_Material_:
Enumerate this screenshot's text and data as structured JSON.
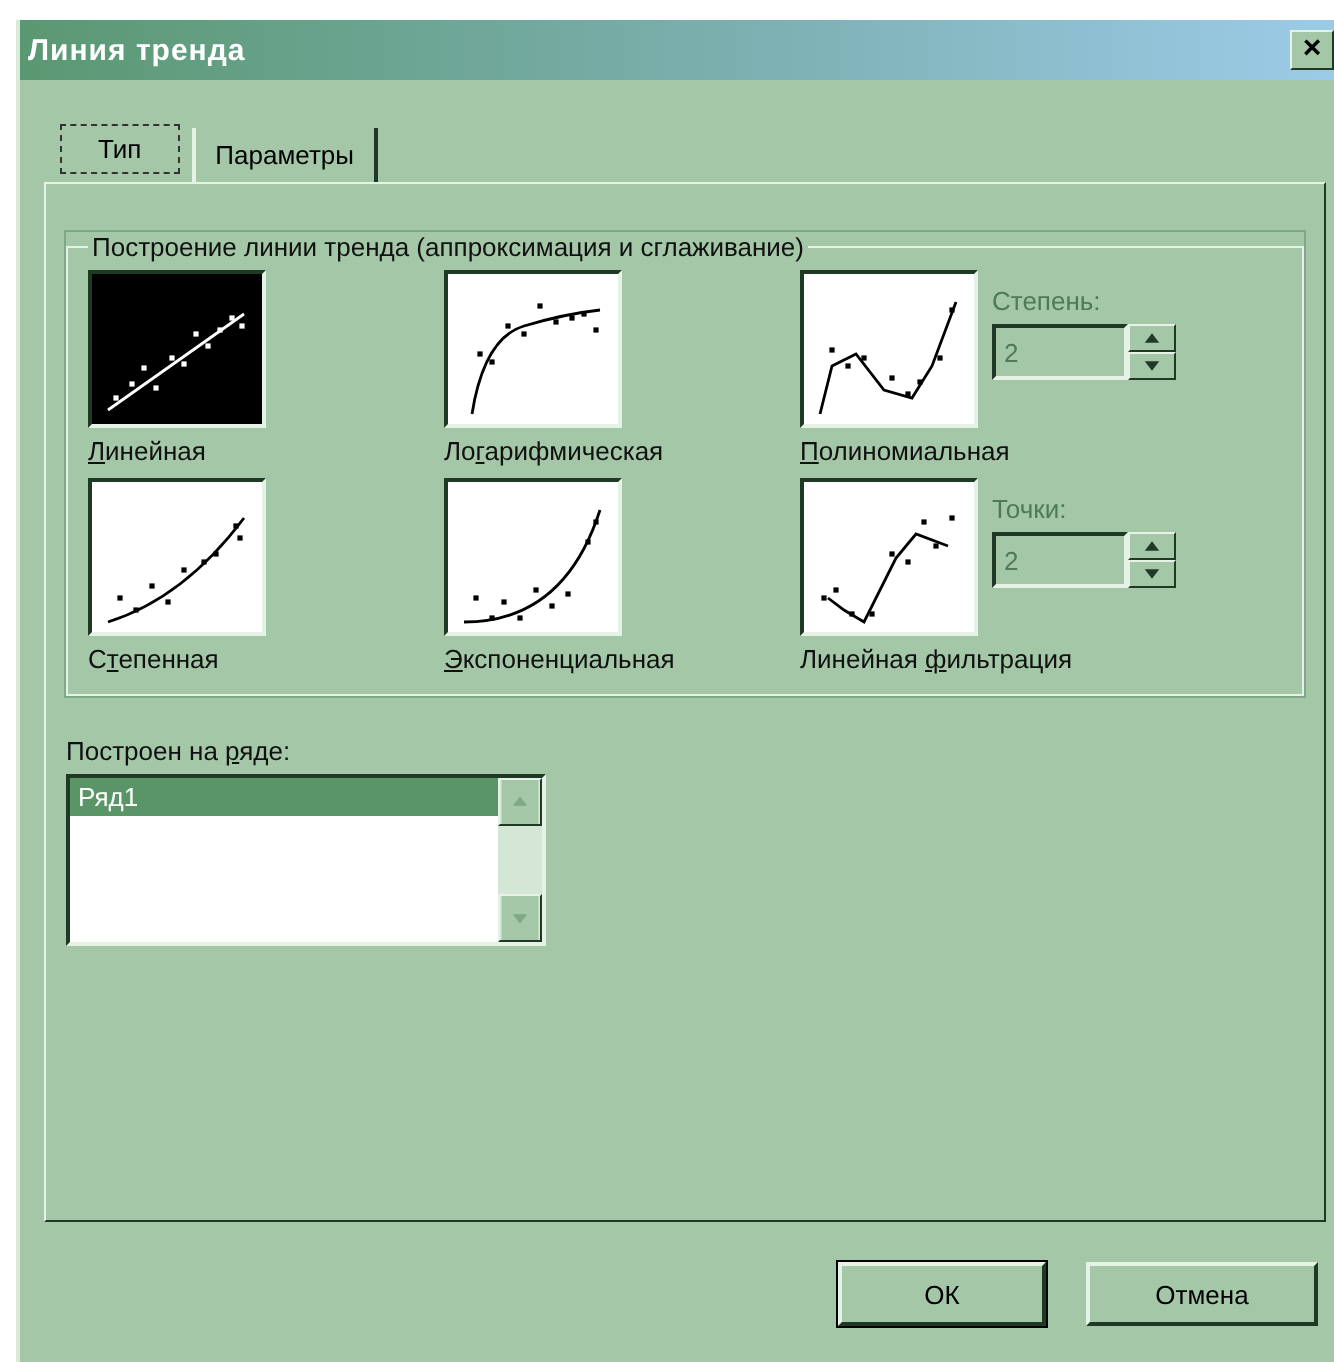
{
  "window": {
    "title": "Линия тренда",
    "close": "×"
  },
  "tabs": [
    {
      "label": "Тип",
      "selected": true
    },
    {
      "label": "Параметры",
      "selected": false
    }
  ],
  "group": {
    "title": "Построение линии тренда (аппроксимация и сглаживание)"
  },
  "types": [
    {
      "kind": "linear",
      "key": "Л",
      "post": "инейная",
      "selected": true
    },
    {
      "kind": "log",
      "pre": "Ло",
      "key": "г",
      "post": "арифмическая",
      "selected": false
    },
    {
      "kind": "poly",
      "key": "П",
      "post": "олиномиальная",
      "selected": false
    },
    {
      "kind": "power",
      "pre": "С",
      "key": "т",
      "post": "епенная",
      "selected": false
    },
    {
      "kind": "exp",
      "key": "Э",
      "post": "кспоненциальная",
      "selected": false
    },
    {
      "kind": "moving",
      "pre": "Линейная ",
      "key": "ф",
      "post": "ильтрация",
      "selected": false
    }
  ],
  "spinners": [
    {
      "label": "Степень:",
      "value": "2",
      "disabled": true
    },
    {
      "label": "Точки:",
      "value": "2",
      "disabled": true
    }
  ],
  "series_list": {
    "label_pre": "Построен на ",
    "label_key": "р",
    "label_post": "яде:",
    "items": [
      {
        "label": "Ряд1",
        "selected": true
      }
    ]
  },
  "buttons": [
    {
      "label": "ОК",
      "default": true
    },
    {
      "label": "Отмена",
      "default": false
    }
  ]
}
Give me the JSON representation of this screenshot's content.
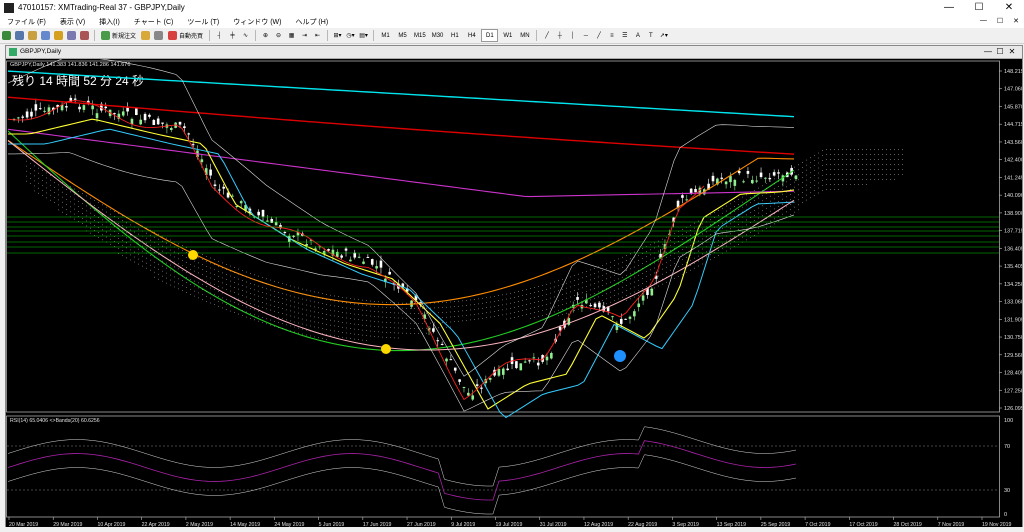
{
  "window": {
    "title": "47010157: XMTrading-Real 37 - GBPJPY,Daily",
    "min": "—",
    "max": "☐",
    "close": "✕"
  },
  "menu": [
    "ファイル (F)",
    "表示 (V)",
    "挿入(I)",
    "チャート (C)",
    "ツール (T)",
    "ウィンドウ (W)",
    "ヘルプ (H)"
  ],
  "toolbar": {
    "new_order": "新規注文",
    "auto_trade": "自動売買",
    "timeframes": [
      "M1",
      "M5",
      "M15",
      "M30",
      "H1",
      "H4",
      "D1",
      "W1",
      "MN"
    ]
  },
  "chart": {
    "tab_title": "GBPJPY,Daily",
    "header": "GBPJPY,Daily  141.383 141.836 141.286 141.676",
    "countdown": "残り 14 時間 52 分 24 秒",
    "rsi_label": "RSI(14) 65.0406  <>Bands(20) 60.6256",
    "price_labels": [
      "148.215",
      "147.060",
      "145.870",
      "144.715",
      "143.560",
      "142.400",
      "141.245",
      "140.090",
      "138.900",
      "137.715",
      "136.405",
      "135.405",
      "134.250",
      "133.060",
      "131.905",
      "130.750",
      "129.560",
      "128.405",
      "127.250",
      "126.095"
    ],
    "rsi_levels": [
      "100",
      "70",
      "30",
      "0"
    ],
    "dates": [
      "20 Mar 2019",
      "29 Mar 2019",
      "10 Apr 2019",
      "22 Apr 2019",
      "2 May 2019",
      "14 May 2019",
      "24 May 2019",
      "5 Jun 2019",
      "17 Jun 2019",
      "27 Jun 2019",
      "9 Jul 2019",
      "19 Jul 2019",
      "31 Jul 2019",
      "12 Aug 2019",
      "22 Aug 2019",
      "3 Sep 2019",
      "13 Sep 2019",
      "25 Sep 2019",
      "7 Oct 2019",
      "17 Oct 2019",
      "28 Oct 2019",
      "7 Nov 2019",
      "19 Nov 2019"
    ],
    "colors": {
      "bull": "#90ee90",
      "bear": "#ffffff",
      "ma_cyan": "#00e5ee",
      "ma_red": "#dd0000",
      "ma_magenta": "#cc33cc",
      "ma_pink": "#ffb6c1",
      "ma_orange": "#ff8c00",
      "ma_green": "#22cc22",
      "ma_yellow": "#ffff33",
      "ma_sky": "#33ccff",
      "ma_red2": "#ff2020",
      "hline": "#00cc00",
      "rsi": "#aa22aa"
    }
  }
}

_What is expected_:
Write out every line of the entries that holds the word "screenshot".

_Problem solution_:
Enumerate this screenshot's text and data as structured JSON.
Give me the JSON representation of this screenshot's content.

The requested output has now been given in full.